== EXERCISE INPUT ==
====
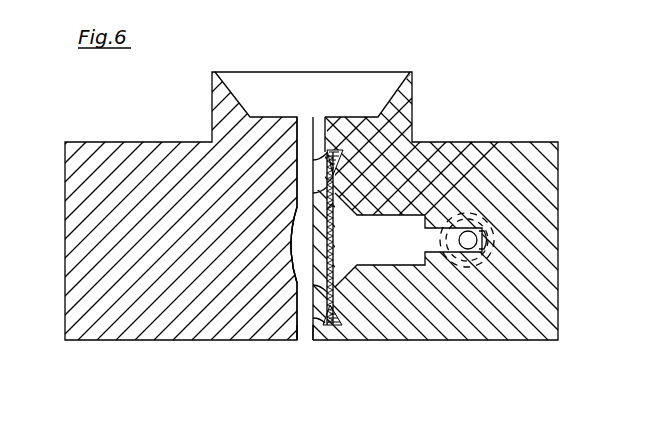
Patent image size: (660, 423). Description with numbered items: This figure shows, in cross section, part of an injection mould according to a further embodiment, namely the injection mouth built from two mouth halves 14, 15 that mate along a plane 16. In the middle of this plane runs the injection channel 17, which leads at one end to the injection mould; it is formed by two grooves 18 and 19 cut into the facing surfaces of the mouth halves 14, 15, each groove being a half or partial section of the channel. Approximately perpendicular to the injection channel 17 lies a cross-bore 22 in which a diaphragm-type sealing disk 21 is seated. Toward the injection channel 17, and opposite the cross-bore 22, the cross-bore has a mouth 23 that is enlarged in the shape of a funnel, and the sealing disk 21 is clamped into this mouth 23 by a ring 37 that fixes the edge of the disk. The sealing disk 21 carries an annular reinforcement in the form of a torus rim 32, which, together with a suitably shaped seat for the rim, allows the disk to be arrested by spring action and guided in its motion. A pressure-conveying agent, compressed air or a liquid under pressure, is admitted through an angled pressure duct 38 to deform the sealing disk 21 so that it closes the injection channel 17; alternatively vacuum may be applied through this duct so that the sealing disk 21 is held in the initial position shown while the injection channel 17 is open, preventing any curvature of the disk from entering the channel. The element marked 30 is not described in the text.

The mouth half 14 is at (515, 157).
The mouth half 15 is at (107, 178).
The plane 16 is at (308, 330).
The injection channel 17 is at (303, 132).
The groove 18 is at (324, 337).
The groove 19 is at (301, 328).
The sealing disk 21 is at (398, 230).
The cross-bore 22 is at (476, 144).
The mouth 23 is at (337, 288).
The valve seat recess 30 is at (288, 222).
The torus rim 32 is at (340, 156).
The ring 37 is at (320, 167).
The angled pressure duct 38 is at (483, 242).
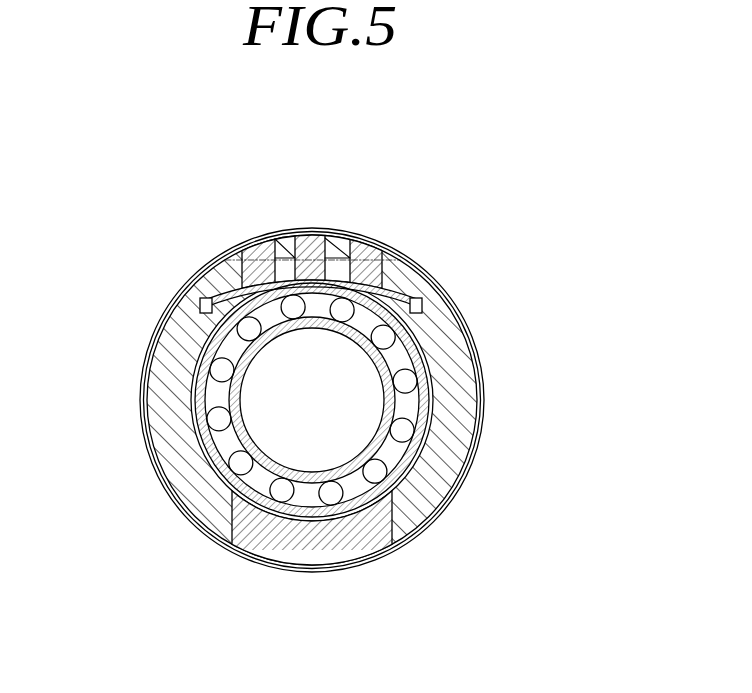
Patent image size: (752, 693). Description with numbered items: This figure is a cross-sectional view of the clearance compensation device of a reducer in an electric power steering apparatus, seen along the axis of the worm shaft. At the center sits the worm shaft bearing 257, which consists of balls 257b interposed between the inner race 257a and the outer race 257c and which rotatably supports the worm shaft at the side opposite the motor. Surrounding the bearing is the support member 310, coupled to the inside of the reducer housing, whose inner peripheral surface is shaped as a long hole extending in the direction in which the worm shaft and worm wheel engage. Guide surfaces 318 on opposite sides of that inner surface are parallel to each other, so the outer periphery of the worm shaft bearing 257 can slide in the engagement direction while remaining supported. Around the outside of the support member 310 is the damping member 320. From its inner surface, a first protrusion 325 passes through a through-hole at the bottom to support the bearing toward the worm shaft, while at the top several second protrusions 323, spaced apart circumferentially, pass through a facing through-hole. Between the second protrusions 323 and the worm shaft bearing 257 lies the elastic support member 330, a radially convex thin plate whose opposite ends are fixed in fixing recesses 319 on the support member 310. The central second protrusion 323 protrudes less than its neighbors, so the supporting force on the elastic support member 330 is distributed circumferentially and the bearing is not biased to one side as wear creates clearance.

The support member 310 is at (438, 480).
The guide surfaces 318 is at (190, 398).
The fixing recesses 319 is at (420, 311).
The damping member 320 is at (473, 462).
The second protrusion 323 is at (313, 235).
The first protrusion 325 is at (303, 550).
The elastic support member 330 is at (347, 281).
The worm shaft bearing 257 is at (429, 400).
The inner race 257a is at (411, 353).
The balls 257b is at (417, 379).
The outer race 257c is at (394, 396).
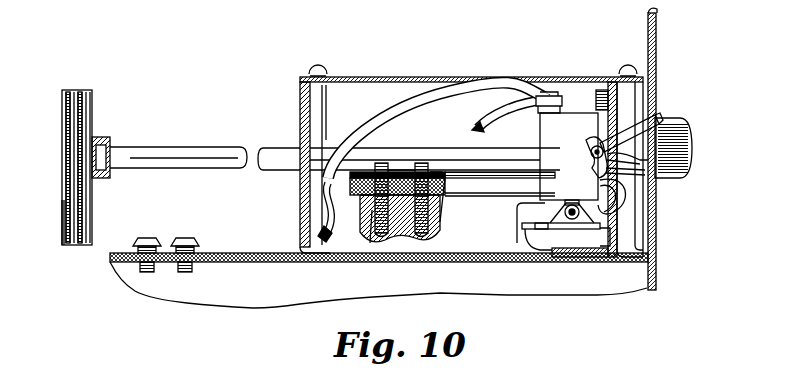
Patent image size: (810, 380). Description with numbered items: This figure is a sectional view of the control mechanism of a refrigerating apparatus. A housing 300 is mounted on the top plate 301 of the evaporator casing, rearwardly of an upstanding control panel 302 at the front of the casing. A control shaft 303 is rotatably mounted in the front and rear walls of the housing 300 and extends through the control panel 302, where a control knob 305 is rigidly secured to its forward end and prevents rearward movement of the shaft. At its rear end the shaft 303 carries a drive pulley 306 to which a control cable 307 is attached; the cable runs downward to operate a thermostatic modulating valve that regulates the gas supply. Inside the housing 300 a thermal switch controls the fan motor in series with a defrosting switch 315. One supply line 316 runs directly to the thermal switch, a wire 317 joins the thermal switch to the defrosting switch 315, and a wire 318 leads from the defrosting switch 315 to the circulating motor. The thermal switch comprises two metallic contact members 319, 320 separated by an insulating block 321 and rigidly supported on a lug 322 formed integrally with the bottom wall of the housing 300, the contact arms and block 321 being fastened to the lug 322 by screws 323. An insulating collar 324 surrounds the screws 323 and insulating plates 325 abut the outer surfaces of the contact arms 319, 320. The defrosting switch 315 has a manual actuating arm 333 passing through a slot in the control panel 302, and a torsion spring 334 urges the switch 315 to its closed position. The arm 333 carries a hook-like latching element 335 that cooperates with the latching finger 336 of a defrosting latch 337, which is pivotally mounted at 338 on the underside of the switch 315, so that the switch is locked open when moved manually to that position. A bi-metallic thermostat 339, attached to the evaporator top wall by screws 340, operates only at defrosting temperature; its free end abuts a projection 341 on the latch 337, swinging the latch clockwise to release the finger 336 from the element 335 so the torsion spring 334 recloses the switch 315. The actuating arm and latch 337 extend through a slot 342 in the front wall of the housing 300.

The housing 300 is at (300, 97).
The top plate 301 is at (277, 262).
The control panel 302 is at (656, 42).
The control shaft 303 is at (145, 150).
The control knob 305 is at (692, 143).
The drive pulley 306 is at (88, 106).
The control cable 307 is at (68, 242).
The defrosting switch 315 is at (574, 145).
The supply line 316 is at (325, 228).
The wire 317 is at (452, 92).
The wire 318 is at (482, 121).
The contact member 319 is at (483, 192).
The contact member 320 is at (493, 172).
The insulating block 321 is at (350, 182).
The lug 322 is at (407, 240).
The screws 323 is at (380, 163).
The insulating collar 324 is at (440, 224).
The insulating plates 325 is at (430, 168).
The manual actuating arm 333 is at (670, 124).
The torsion spring 334 is at (590, 141).
The hook-like latching element 335 is at (650, 160).
The latching finger 336 is at (625, 188).
The defrosting latch 337 is at (573, 229).
The pivot 338 is at (560, 186).
The bi-metallic thermostat 339 is at (205, 255).
The screws 340 is at (185, 240).
The projection 341 is at (538, 232).
The slot 342 is at (615, 172).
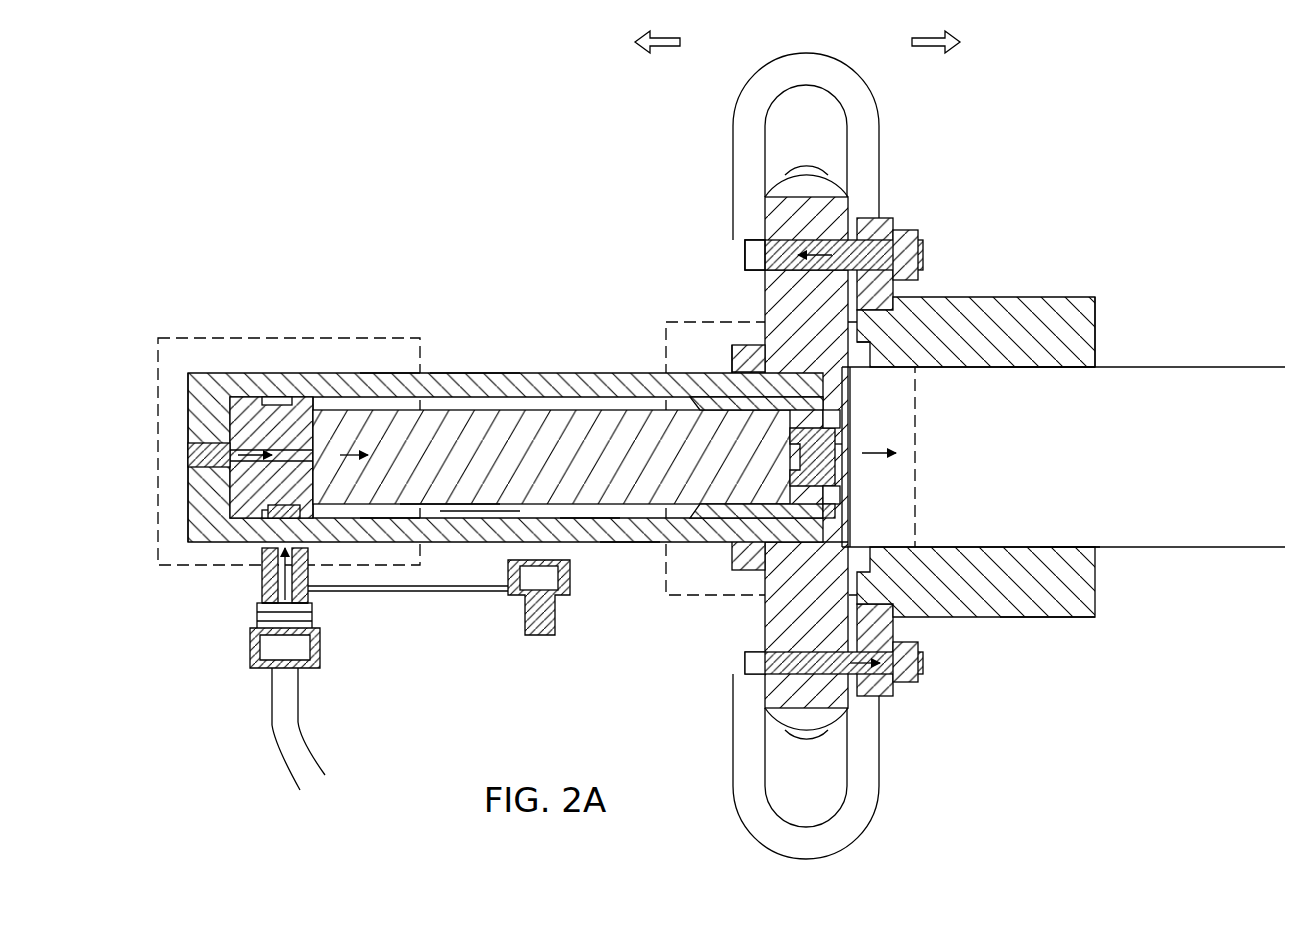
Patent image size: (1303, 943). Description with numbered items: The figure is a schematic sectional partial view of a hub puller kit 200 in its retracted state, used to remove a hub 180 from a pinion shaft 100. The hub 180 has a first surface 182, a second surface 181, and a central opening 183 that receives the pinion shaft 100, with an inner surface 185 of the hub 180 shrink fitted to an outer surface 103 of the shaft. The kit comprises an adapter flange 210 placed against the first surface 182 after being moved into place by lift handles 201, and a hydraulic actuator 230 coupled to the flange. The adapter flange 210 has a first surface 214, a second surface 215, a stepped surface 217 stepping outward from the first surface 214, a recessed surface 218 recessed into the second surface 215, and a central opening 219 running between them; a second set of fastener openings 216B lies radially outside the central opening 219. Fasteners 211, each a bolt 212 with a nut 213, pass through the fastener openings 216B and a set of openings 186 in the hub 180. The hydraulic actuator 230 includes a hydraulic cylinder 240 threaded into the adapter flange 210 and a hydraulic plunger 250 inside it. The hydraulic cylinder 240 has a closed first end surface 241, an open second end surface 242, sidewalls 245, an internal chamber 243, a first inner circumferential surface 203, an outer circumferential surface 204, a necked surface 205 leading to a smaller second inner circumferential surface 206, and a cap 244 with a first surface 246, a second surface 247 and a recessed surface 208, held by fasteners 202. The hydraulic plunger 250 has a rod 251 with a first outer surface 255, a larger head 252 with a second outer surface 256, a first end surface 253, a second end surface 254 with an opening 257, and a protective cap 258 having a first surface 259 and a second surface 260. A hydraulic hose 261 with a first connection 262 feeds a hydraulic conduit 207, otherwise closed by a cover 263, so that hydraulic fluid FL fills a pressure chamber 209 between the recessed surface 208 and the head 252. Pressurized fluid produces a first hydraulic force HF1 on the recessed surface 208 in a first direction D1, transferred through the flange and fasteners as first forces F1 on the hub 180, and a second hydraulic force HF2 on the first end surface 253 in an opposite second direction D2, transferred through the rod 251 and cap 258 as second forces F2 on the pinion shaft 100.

The pinion shaft 100 is at (1180, 515).
The outer surface 103 is at (1065, 545).
The hub 180 is at (1030, 300).
The second surface 181 is at (1097, 352).
The first surface 182 is at (872, 340).
The central opening 183 is at (1095, 332).
The inner surface 185 is at (1030, 612).
The set of openings 186 is at (880, 218).
The hub puller kit 200 is at (478, 162).
The lift handles 201 is at (832, 57).
The fasteners 202 is at (188, 455).
The first inner circumferential surface 203 is at (580, 544).
The outer circumferential surface 204 is at (625, 540).
The necked surface 205 is at (700, 403).
The second inner circumferential surface 206 is at (752, 412).
The hydraulic conduit 207 is at (264, 580).
The recessed surface 208 is at (274, 525).
The pressure chamber 209 is at (285, 552).
The adapter flange 210 is at (732, 348).
The fasteners 211 is at (926, 243).
The bolt 212 is at (750, 242).
The nut 213 is at (905, 232).
The first surface 214 is at (746, 262).
The second surface 215 is at (782, 276).
The second set of fastener openings 216B is at (800, 200).
The stepped surface 217 is at (732, 368).
The recessed surface 218 is at (775, 342).
The central opening 219 is at (745, 560).
The hydraulic actuator 230 is at (395, 372).
The hydraulic cylinder 240 is at (548, 385).
The first end surface 241 is at (232, 397).
The second end surface 242 is at (835, 508).
The internal chamber 243 is at (468, 395).
The cap 244 is at (265, 512).
The sidewalls 245 is at (385, 544).
The first surface 246 is at (240, 470).
The second surface 247 is at (240, 415).
The hydraulic plunger 250 is at (535, 440).
The rod 251 is at (443, 518).
The head 252 is at (262, 397).
The first end surface 253 is at (290, 395).
The second end surface 254 is at (800, 440).
The first outer surface 255 is at (470, 515).
The second outer surface 256 is at (325, 393).
The opening 257 is at (812, 532).
The cap 258 is at (846, 445).
The first surface 259 is at (838, 470).
The second surface 260 is at (848, 433).
The hydraulic hose 261 is at (275, 745).
The first connection 262 is at (320, 650).
The cover 263 is at (524, 612).
The first direction D1 is at (637, 42).
The second direction D2 is at (955, 42).
The first forces F1 is at (920, 258).
The second forces F2 is at (912, 451).
The hydraulic fluid FL is at (302, 592).
The first hydraulic force HF1 is at (235, 455).
The second hydraulic force HF2 is at (350, 455).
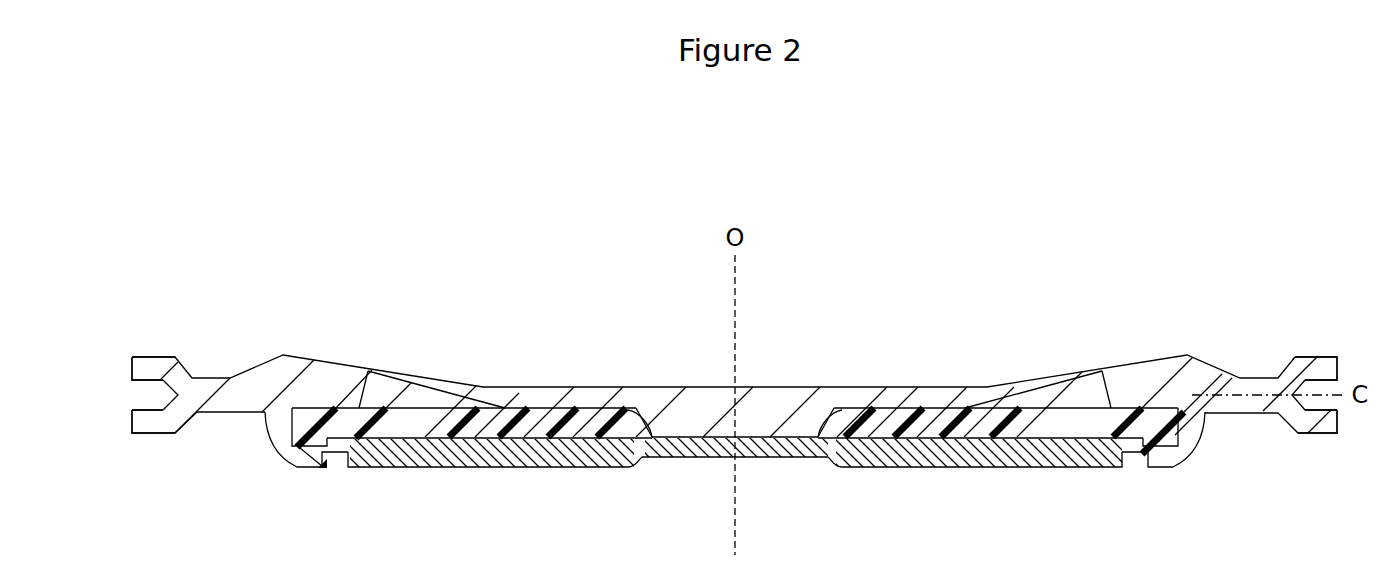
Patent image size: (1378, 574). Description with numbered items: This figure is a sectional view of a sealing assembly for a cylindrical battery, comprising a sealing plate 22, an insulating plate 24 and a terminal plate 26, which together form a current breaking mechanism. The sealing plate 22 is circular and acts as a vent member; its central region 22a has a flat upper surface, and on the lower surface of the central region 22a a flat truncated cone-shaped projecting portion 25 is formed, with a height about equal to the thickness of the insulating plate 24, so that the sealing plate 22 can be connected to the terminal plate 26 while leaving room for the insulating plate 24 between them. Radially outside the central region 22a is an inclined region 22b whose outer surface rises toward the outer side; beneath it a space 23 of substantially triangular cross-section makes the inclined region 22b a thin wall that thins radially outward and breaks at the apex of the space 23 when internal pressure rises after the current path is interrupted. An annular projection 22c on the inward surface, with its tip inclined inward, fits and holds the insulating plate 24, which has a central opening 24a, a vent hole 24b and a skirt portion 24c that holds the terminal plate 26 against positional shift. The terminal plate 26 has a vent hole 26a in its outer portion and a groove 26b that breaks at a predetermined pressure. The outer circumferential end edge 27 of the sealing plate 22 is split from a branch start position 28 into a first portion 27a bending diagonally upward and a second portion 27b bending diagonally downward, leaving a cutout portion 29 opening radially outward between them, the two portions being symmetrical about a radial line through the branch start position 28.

The sealing plate 22 is at (287, 357).
The central region 22a is at (770, 386).
The inclined region 22b is at (448, 380).
The projection 22c is at (293, 458).
The space 23 is at (392, 404).
The insulating plate 24 is at (485, 442).
The opening 24a is at (832, 407).
The vent hole 24b is at (398, 450).
The skirt portion 24c is at (320, 470).
The projecting portion 25 is at (687, 440).
The terminal plate 26 is at (573, 467).
The vent hole 26a is at (455, 458).
The groove 26b is at (650, 437).
The outer circumferential end edge 27 is at (157, 358).
The first portion 27a is at (140, 369).
The second portion 27b is at (140, 422).
The branch start position 28 is at (178, 375).
The cutout portion 29 is at (150, 395).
====
== EXERCISE TASK ==
Repeat the stretch of the listing from its start through the line containing "The angled pressure duct 38 is at (483, 242).", both included, leaving the pictures out of your answer.

== ANSWER TO THIS EXERCISE ==
Patent image size: (660, 423). Description with numbered items: This figure shows, in cross section, part of an injection mould according to a further embodiment, namely the injection mouth built from two mouth halves 14, 15 that mate along a plane 16. In the middle of this plane runs the injection channel 17, which leads at one end to the injection mould; it is formed by two grooves 18 and 19 cut into the facing surfaces of the mouth halves 14, 15, each groove being a half or partial section of the channel. Approximately perpendicular to the injection channel 17 lies a cross-bore 22 in which a diaphragm-type sealing disk 21 is seated. Toward the injection channel 17, and opposite the cross-bore 22, the cross-bore has a mouth 23 that is enlarged in the shape of a funnel, and the sealing disk 21 is clamped into this mouth 23 by a ring 37 that fixes the edge of the disk. The sealing disk 21 carries an annular reinforcement in the form of a torus rim 32, which, together with a suitably shaped seat for the rim, allows the disk to be arrested by spring action and guided in its motion. A pressure-conveying agent, compressed air or a liquid under pressure, is admitted through an angled pressure duct 38 to deform the sealing disk 21 so that it closes the injection channel 17; alternatively vacuum may be applied through this duct so that the sealing disk 21 is held in the initial position shown while the injection channel 17 is open, preventing any curvature of the disk from entering the channel. The element marked 30 is not described in the text.

The mouth half 14 is at (515, 157).
The mouth half 15 is at (107, 178).
The plane 16 is at (308, 330).
The injection channel 17 is at (303, 132).
The groove 18 is at (324, 337).
The groove 19 is at (301, 328).
The sealing disk 21 is at (398, 230).
The cross-bore 22 is at (476, 144).
The mouth 23 is at (337, 288).
The valve seat recess 30 is at (288, 222).
The torus rim 32 is at (340, 156).
The ring 37 is at (320, 167).
The angled pressure duct 38 is at (483, 242).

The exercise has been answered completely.